● Exercise objective: Determine how many lines in these records hold "周南梅溪湖中学". Only the number is wanted.

Stored entries
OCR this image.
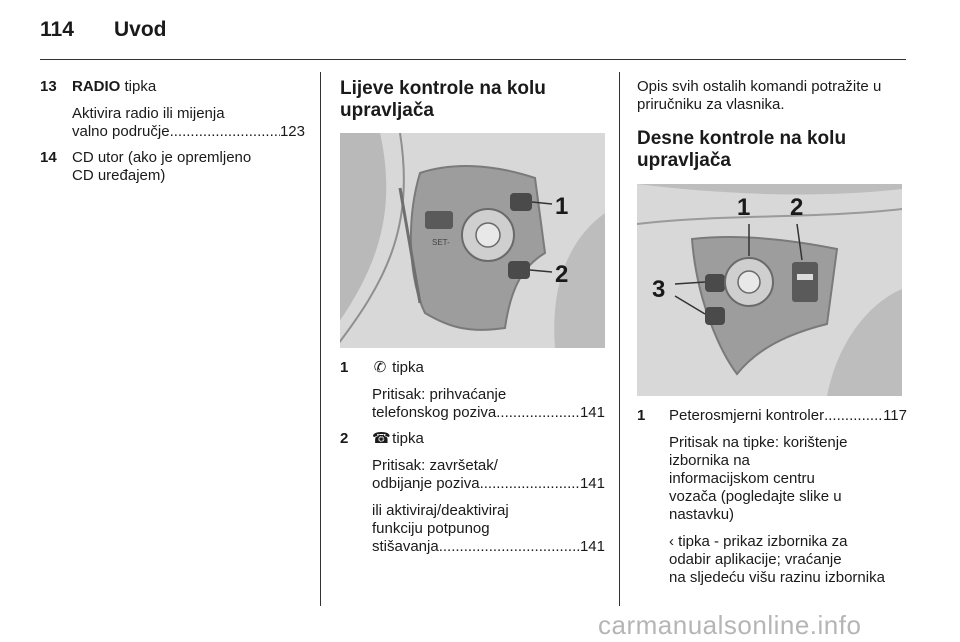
114 Uvod
13 RADIO tipka

Aktivira radio ili mijenja

valno područje .....	123
14 CD utor (ako je opremljeno

CD uređajem)

Lijeve kontrole na kolu
upravljača
SET-
1
2
1 ✆ tipka

Pritisak: prihvaćanje

telefonskog poziva .....	141
2 ☎ tipka

Pritisak: završetak/

odbijanje poziva .....	141

ili aktiviraj/deaktiviraj

funkciju potpunog

stišavanja .....	141

Opis svih ostalih komandi potražite u

priručniku za vlasnika.

Desne kontrole na kolu
upravljača
1 2
3
1 Peterosmjerni kontroler .....	117

Pritisak na tipke: korištenje

izbornika na

informacijskom centru

vozača (pogledajte slike u

nastavku)

‹ tipka - prikaz izbornika za

odabir aplikacije; vraćanje

na sljedeću višu razinu izbornika

carmanualsonline.info
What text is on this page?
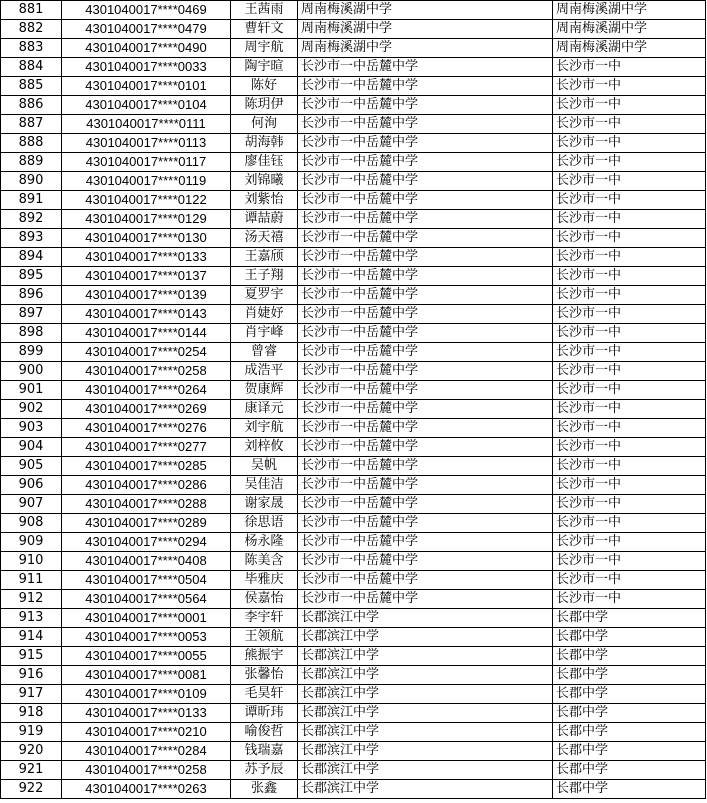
881	4301040017****0469	王茜雨	周南梅溪湖中学	周南梅溪湖中学
882	4301040017****0479	曹轩文	周南梅溪湖中学	周南梅溪湖中学
883	4301040017****0490	周宇航	周南梅溪湖中学	周南梅溪湖中学
884	4301040017****0033	陶宇暄	长沙市一中岳麓中学	长沙市一中
885	4301040017****0101	陈好	长沙市一中岳麓中学	长沙市一中
886	4301040017****0104	陈玥伊	长沙市一中岳麓中学	长沙市一中
887	4301040017****0111	何洵	长沙市一中岳麓中学	长沙市一中
888	4301040017****0113	胡海韩	长沙市一中岳麓中学	长沙市一中
889	4301040017****0117	廖佳钰	长沙市一中岳麓中学	长沙市一中
890	4301040017****0119	刘锦曦	长沙市一中岳麓中学	长沙市一中
891	4301040017****0122	刘紫怡	长沙市一中岳麓中学	长沙市一中
892	4301040017****0129	谭喆蔚	长沙市一中岳麓中学	长沙市一中
893	4301040017****0130	汤天禧	长沙市一中岳麓中学	长沙市一中
894	4301040017****0133	王嘉颀	长沙市一中岳麓中学	长沙市一中
895	4301040017****0137	王子翔	长沙市一中岳麓中学	长沙市一中
896	4301040017****0139	夏罗宇	长沙市一中岳麓中学	长沙市一中
897	4301040017****0143	肖婕妤	长沙市一中岳麓中学	长沙市一中
898	4301040017****0144	肖宇峰	长沙市一中岳麓中学	长沙市一中
899	4301040017****0254	曾睿	长沙市一中岳麓中学	长沙市一中
900	4301040017****0258	成浩平	长沙市一中岳麓中学	长沙市一中
901	4301040017****0264	贺康辉	长沙市一中岳麓中学	长沙市一中
902	4301040017****0269	康译元	长沙市一中岳麓中学	长沙市一中
903	4301040017****0276	刘宇航	长沙市一中岳麓中学	长沙市一中
904	4301040017****0277	刘梓攸	长沙市一中岳麓中学	长沙市一中
905	4301040017****0285	吴帆	长沙市一中岳麓中学	长沙市一中
906	4301040017****0286	吴佳洁	长沙市一中岳麓中学	长沙市一中
907	4301040017****0288	谢家晟	长沙市一中岳麓中学	长沙市一中
908	4301040017****0289	徐思语	长沙市一中岳麓中学	长沙市一中
909	4301040017****0294	杨永隆	长沙市一中岳麓中学	长沙市一中
910	4301040017****0408	陈美含	长沙市一中岳麓中学	长沙市一中
911	4301040017****0504	毕雅庆	长沙市一中岳麓中学	长沙市一中
912	4301040017****0564	侯嘉怡	长沙市一中岳麓中学	长沙市一中
913	4301040017****0001	李宇轩	长郡滨江中学	长郡中学
914	4301040017****0053	王领航	长郡滨江中学	长郡中学
915	4301040017****0055	熊振宇	长郡滨江中学	长郡中学
916	4301040017****0081	张馨怡	长郡滨江中学	长郡中学
917	4301040017****0109	毛昊轩	长郡滨江中学	长郡中学
918	4301040017****0133	谭昕玮	长郡滨江中学	长郡中学
919	4301040017****0210	喻俊哲	长郡滨江中学	长郡中学
920	4301040017****0284	钱瑞嘉	长郡滨江中学	长郡中学
921	4301040017****0258	苏予辰	长郡滨江中学	长郡中学
922	4301040017****0263	张鑫	长郡滨江中学	长郡中学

● Full response: 3